**Input data**:
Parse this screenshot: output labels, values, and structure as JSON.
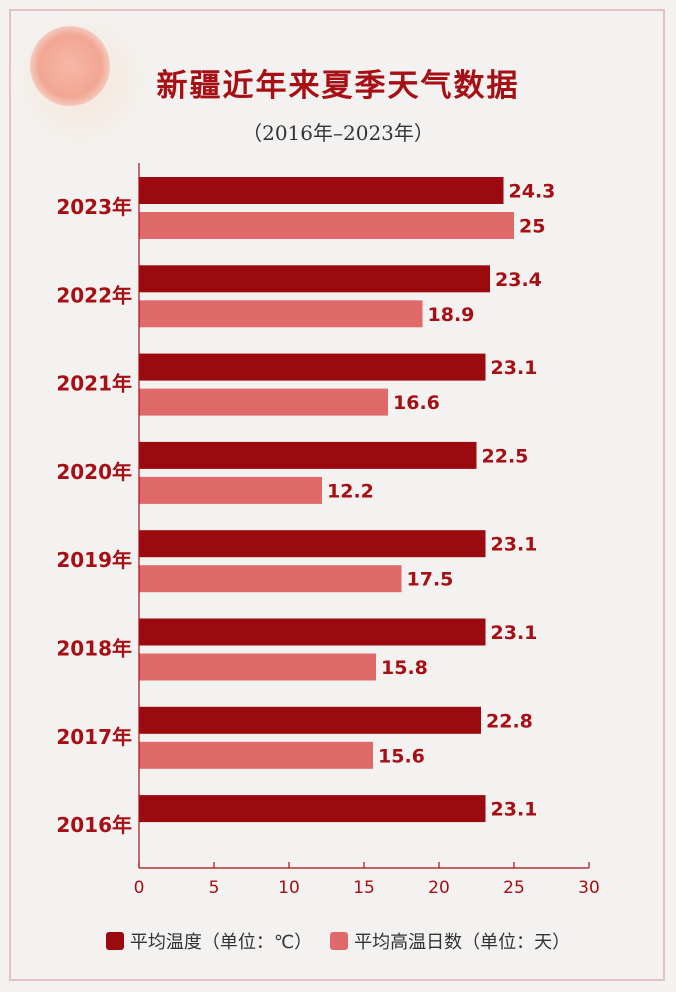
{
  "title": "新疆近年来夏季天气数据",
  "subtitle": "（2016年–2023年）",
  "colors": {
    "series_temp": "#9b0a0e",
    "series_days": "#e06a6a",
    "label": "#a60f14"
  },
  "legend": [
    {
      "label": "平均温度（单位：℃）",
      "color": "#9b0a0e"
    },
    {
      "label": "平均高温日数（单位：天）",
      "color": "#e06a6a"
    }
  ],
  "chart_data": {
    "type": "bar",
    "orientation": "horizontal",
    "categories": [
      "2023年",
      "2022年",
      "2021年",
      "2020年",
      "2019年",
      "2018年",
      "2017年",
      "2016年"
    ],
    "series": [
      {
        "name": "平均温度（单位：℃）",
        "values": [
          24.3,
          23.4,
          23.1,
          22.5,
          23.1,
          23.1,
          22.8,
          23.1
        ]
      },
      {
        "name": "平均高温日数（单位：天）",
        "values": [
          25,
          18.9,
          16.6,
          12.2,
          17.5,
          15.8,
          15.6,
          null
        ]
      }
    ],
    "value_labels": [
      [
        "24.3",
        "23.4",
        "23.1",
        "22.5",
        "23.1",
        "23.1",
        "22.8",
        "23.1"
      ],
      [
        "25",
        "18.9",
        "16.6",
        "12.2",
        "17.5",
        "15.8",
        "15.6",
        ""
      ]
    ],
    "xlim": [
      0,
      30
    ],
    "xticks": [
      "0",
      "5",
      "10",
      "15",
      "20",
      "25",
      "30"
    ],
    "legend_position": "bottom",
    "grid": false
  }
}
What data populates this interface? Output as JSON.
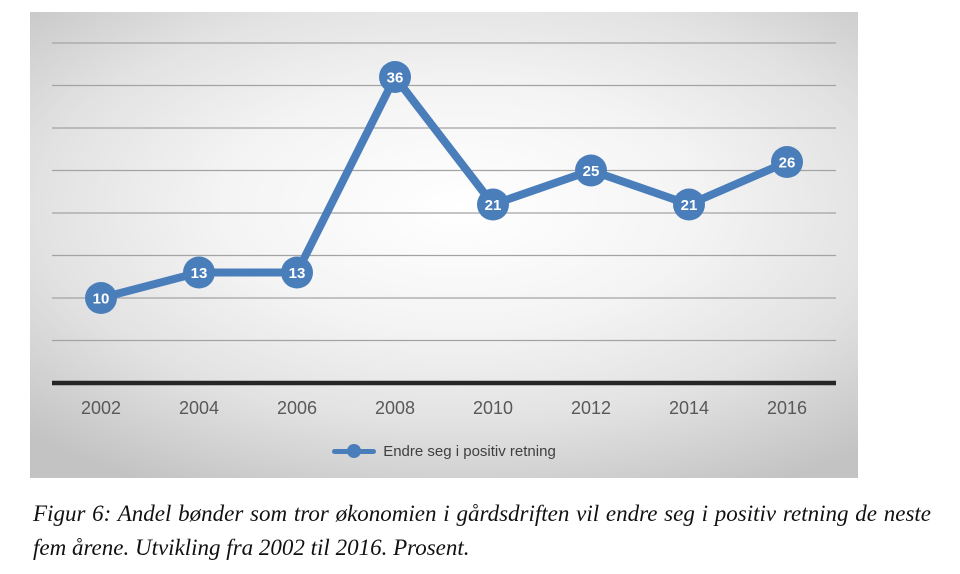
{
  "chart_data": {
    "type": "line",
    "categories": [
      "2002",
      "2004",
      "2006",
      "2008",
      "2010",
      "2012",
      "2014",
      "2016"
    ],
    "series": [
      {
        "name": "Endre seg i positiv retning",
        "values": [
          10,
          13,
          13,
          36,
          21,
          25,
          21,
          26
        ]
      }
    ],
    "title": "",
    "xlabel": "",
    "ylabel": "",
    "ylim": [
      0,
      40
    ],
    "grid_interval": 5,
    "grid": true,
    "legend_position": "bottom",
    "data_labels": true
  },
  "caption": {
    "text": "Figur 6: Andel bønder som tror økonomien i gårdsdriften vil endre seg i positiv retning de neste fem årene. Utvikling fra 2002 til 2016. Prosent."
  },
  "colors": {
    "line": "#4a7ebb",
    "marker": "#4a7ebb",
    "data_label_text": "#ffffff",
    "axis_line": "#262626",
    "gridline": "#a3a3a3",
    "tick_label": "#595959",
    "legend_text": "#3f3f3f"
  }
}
==
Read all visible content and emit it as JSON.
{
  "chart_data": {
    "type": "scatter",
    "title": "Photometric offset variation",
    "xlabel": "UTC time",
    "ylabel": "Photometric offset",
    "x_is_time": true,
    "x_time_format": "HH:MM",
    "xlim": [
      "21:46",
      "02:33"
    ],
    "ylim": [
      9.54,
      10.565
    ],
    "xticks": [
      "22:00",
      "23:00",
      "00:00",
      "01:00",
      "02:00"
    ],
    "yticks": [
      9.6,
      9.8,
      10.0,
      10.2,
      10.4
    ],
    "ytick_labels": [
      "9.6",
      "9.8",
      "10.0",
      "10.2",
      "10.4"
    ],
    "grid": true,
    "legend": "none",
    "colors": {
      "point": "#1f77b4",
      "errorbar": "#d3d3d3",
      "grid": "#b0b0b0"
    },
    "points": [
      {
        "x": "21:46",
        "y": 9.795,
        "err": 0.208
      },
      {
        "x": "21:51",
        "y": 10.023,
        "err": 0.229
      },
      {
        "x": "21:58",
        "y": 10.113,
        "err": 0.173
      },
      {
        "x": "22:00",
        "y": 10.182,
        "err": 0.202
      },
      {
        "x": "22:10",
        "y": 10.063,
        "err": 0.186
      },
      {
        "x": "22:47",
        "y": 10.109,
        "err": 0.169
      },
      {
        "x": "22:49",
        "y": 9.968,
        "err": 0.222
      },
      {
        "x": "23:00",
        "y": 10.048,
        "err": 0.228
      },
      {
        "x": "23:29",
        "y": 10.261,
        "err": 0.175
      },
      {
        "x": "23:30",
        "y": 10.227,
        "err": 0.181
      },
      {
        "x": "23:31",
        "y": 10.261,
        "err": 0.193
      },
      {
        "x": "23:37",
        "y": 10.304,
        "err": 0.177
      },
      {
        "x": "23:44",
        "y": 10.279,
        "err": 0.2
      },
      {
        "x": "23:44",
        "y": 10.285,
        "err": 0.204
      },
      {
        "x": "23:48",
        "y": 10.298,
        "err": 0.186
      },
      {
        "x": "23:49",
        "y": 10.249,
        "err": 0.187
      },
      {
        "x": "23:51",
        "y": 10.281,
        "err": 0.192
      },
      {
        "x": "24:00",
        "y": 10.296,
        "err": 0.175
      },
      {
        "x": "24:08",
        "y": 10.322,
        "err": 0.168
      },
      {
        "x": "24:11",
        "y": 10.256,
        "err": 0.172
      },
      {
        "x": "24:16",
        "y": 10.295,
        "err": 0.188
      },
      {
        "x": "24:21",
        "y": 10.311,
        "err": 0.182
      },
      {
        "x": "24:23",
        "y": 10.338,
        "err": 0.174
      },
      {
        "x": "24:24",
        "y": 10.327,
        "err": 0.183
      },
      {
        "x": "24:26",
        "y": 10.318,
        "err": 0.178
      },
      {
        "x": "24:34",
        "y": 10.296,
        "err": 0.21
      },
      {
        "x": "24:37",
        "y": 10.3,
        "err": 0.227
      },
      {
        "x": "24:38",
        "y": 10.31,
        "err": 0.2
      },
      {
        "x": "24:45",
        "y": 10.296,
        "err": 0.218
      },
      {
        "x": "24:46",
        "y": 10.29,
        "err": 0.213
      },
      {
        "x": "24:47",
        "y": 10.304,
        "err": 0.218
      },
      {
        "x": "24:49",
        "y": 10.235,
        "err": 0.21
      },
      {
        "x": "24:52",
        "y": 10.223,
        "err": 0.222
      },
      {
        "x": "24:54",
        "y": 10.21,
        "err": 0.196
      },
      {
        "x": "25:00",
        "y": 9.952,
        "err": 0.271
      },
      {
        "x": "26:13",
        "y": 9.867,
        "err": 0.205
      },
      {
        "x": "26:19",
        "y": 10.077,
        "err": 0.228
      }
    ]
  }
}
---
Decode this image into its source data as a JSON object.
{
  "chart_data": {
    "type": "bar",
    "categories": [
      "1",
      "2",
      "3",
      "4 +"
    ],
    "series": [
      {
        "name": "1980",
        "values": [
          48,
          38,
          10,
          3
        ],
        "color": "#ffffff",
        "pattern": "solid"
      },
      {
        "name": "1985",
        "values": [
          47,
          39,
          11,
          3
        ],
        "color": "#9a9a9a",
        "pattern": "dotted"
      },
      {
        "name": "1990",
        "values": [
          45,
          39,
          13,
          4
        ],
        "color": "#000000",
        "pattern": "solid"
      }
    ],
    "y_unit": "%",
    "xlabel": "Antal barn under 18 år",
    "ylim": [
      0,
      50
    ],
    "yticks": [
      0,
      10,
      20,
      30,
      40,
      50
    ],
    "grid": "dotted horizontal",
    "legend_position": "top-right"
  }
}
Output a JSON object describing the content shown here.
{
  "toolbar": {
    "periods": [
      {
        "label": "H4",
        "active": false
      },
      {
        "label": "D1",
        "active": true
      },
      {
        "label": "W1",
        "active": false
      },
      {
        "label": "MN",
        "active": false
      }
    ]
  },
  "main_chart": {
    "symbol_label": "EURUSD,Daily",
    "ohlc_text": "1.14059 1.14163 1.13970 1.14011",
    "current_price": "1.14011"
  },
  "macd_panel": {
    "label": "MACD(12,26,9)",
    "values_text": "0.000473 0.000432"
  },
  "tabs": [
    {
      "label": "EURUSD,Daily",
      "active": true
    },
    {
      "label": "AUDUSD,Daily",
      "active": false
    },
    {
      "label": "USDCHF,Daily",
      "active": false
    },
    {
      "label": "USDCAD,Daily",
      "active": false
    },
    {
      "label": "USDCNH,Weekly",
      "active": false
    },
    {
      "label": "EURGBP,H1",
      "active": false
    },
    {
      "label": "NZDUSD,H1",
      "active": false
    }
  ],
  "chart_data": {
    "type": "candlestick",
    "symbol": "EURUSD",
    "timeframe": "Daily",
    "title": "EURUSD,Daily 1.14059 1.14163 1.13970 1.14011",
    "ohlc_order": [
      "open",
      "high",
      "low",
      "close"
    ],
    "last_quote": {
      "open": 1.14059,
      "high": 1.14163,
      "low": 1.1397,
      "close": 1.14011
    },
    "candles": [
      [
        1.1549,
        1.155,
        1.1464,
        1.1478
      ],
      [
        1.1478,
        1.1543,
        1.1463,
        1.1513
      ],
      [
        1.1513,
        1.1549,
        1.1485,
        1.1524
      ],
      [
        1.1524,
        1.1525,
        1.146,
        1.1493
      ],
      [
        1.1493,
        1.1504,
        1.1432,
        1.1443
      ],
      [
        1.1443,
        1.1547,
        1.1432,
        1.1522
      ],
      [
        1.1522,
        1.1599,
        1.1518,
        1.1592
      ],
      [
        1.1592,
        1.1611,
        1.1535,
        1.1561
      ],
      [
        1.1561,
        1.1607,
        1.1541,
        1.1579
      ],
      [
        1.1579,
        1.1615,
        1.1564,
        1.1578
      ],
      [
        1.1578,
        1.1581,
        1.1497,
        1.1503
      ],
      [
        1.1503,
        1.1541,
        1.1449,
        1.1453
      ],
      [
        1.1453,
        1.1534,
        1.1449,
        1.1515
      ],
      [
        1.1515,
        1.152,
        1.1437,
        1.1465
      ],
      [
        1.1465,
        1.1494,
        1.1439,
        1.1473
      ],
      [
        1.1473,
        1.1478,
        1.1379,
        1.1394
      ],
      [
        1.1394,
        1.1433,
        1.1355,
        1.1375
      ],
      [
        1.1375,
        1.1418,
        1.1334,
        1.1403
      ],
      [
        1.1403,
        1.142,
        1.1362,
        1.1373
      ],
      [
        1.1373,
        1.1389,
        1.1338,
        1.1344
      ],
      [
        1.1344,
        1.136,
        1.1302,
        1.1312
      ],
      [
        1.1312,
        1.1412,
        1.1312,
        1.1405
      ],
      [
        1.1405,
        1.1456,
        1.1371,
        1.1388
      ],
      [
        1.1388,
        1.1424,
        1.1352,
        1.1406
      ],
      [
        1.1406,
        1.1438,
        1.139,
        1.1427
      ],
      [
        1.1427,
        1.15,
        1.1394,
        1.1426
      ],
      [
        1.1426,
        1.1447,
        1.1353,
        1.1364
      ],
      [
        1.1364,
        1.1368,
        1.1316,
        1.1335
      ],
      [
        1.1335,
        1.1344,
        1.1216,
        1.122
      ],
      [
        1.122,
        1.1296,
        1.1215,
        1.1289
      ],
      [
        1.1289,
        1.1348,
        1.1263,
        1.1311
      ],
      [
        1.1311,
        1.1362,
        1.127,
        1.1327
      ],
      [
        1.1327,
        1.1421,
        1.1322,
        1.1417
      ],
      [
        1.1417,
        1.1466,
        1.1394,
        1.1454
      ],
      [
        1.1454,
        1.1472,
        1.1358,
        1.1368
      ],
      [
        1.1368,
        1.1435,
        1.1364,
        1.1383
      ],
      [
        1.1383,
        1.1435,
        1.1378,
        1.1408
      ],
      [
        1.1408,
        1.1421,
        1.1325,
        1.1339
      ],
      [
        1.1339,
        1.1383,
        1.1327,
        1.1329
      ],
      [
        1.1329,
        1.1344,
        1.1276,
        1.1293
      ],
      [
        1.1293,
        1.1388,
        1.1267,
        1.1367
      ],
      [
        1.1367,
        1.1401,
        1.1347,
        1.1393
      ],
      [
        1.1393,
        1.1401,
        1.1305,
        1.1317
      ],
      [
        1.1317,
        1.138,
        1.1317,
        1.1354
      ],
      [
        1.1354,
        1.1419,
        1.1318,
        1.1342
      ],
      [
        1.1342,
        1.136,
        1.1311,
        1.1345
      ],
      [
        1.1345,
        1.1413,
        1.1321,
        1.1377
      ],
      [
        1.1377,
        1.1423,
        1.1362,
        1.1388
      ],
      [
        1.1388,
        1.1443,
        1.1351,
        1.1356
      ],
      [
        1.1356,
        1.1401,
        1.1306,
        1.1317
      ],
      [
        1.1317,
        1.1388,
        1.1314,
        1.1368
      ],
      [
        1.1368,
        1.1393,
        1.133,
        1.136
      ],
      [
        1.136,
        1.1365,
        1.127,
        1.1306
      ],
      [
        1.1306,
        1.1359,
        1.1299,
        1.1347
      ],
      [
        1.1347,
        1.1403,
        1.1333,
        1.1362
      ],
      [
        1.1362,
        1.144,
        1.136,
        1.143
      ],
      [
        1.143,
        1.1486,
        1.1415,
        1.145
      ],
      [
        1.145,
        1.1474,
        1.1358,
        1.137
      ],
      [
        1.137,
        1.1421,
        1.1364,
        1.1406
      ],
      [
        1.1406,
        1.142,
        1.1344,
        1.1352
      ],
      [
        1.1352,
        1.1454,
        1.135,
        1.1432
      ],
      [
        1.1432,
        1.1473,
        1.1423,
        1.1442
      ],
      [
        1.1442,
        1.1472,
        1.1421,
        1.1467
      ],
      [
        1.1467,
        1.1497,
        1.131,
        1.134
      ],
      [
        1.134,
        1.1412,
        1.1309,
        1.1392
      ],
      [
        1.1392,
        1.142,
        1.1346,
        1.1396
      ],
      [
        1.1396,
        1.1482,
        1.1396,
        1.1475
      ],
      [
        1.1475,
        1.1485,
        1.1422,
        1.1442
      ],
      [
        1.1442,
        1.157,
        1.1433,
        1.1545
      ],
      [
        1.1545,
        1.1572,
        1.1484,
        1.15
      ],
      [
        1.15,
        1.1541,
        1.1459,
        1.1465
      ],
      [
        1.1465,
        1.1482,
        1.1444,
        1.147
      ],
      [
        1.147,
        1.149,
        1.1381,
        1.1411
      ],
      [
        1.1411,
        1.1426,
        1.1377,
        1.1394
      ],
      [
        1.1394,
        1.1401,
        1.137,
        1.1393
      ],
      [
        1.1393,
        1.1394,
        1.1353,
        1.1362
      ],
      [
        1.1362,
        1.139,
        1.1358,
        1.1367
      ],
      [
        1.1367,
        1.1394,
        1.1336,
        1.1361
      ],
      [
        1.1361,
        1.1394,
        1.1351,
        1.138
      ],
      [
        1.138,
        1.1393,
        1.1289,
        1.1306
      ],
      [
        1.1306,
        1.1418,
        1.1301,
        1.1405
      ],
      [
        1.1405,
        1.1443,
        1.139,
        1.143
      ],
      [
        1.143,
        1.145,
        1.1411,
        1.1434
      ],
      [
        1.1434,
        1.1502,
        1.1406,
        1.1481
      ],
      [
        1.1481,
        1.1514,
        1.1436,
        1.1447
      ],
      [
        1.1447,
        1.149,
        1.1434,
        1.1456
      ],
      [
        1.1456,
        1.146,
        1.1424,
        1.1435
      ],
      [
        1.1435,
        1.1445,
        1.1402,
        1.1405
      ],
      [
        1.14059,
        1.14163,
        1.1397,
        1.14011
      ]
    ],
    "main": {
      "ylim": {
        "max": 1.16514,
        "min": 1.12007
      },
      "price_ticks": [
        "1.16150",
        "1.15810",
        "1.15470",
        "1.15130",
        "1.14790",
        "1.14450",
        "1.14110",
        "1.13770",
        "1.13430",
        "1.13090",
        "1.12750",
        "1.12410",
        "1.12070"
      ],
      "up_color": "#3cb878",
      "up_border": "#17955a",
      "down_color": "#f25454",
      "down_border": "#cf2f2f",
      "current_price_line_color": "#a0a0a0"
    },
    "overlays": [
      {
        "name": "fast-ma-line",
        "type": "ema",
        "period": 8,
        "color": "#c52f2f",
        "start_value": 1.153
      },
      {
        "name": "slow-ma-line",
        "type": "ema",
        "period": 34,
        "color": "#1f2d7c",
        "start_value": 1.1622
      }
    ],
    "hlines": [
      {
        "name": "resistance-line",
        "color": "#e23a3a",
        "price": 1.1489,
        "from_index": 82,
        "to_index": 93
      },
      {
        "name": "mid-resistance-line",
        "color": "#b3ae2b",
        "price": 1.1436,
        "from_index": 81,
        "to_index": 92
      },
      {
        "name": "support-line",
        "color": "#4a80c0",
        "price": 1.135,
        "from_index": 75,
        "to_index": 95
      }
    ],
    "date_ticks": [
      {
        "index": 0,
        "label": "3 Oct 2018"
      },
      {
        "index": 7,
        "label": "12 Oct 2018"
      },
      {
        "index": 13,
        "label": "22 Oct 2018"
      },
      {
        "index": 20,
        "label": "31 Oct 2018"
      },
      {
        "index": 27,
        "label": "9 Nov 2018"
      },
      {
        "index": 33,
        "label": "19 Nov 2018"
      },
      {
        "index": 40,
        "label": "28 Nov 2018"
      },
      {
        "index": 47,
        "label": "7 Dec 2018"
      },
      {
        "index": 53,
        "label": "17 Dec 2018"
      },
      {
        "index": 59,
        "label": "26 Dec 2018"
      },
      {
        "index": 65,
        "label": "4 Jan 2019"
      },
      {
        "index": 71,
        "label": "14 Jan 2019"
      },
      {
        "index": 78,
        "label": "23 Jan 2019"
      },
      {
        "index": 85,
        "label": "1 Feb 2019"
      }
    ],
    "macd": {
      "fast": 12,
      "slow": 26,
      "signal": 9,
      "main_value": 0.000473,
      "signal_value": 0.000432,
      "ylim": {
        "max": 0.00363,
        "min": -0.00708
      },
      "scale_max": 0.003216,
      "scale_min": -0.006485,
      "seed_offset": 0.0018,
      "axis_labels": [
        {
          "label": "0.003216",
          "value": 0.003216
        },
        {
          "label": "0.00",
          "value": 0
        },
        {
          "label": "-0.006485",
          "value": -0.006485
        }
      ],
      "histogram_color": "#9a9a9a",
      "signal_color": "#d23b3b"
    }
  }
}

**Aim of the task**:
Locate each line containing the string "EURUSD" and show it.

**Response to the task**:
    "symbol_label": "EURUSD,Daily",
      "label": "EURUSD,Daily",
    "symbol": "EURUSD",
    "title": "EURUSD,Daily 1.14059 1.14163 1.13970 1.14011",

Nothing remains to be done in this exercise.